** EXERCISE GOAL **
Copy every line from the material below that holds "রহমত".

** AVAILABLE RECORDS **
§ §

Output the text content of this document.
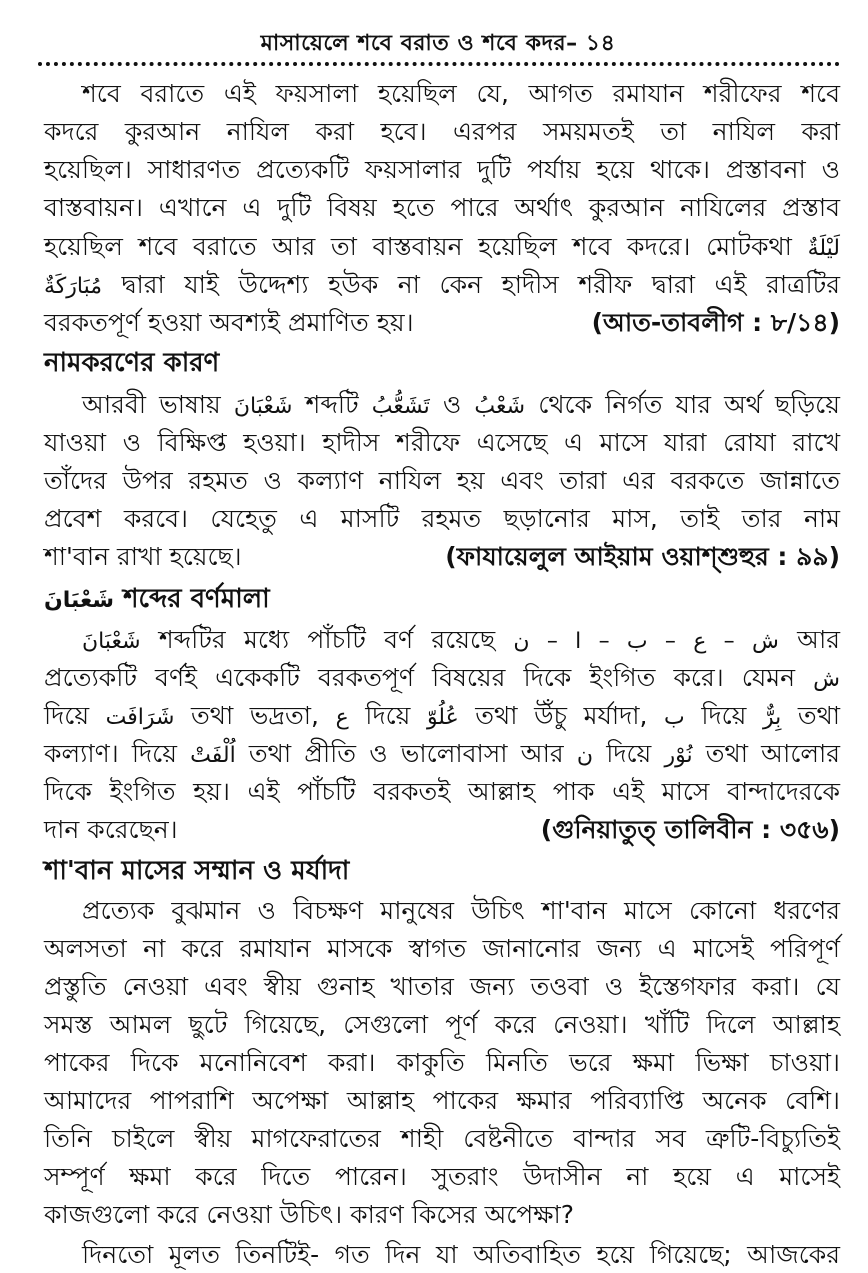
মাসায়েলে শবে বরাত ও শবে কদর– ১৪
শবে বরাতে এই ফয়সালা হয়েছিল যে, আগত রমাযান শরীফের শবে
কদরে কুরআন নাযিল করা হবে। এরপর সময়মতই তা নাযিল করা
হয়েছিল। সাধারণত প্রত্যেকটি ফয়সালার দুটি পর্যায় হয়ে থাকে। প্রস্তাবনা ও
বাস্তবায়ন। এখানে এ দুটি বিষয় হতে পারে অর্থাৎ কুরআন নাযিলের প্রস্তাব
হয়েছিল শবে বরাতে আর তা বাস্তবায়ন হয়েছিল শবে কদরে। মোটকথা لَيْلَةٌ
مُبَارَكَةٌ দ্বারা যাই উদ্দেশ্য হউক না কেন হাদীস শরীফ দ্বারা এই রাত্রটির
বরকতপূর্ণ হওয়া অবশ্যই প্রমাণিত হয়।	(আত-তাবলীগ : ৮/১৪)
নামকরণের কারণ
আরবী ভাষায় شَعْبَانَ শব্দটি تَشَعُّبُ ও شَعْبُ থেকে নির্গত যার অর্থ ছড়িয়ে
যাওয়া ও বিক্ষিপ্ত হওয়া। হাদীস শরীফে এসেছে এ মাসে যারা রোযা রাখে
তাঁদের উপর রহমত ও কল্যাণ নাযিল হয় এবং তারা এর বরকতে জান্নাতে
প্রবেশ করবে। যেহেতু এ মাসটি রহমত ছড়ানোর মাস, তাই তার নাম
শা'বান রাখা হয়েছে।	(ফাযায়েলুল আইয়াম ওয়াশ্শুহুর : ৯৯)
شَعْبَانَ শব্দের বর্ণমালা
شَعْبَانَ শব্দটির মধ্যে পাঁচটি বর্ণ রয়েছে ش – ع – ب – ا – ن আর
প্রত্যেকটি বর্ণই একেকটি বরকতপূর্ণ বিষয়ের দিকে ইংগিত করে। যেমন ش
দিয়ে شَرَافَت তথা ভদ্রতা, ع দিয়ে عُلُوّ তথা উঁচু মর্যাদা, ب দিয়ে بِرٌّ তথা
কল্যাণ। দিয়ে اُلْفَتْ তথা প্রীতি ও ভালোবাসা আর ن দিয়ে نُوْر তথা আলোর
দিকে ইংগিত হয়। এই পাঁচটি বরকতই আল্লাহ পাক এই মাসে বান্দাদেরকে
দান করেছেন।	(গুনিয়াতুত্ তালিবীন : ৩৫৬)
শা'বান মাসের সম্মান ও মর্যাদা
প্রত্যেক বুঝমান ও বিচক্ষণ মানুষের উচিৎ শা'বান মাসে কোনো ধরণের
অলসতা না করে রমাযান মাসকে স্বাগত জানানোর জন্য এ মাসেই পরিপূর্ণ
প্রস্তুতি নেওয়া এবং স্বীয় গুনাহ খাতার জন্য তওবা ও ইস্তেগফার করা। যে
সমস্ত আমল ছুটে গিয়েছে, সেগুলো পূর্ণ করে নেওয়া। খাঁটি দিলে আল্লাহ
পাকের দিকে মনোনিবেশ করা। কাকুতি মিনতি ভরে ক্ষমা ভিক্ষা চাওয়া।
আমাদের পাপরাশি অপেক্ষা আল্লাহ পাকের ক্ষমার পরিব্যাপ্তি অনেক বেশি।
তিনি চাইলে স্বীয় মাগফেরাতের শাহী বেষ্টনীতে বান্দার সব ত্রুটি-বিচ্যুতিই
সম্পূর্ণ ক্ষমা করে দিতে পারেন। সুতরাং উদাসীন না হয়ে এ মাসেই
কাজগুলো করে নেওয়া উচিৎ। কারণ কিসের অপেক্ষা?
দিনতো মূলত তিনটিই- গত দিন যা অতিবাহিত হয়ে গিয়েছে; আজকের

§ §

** WORKED SOLUTION **
তাঁদের উপর রহমত ও কল্যাণ নাযিল হয় এবং তারা এর বরকতে জান্নাতে
প্রবেশ করবে। যেহেতু এ মাসটি রহমত ছড়ানোর মাস, তাই তার নাম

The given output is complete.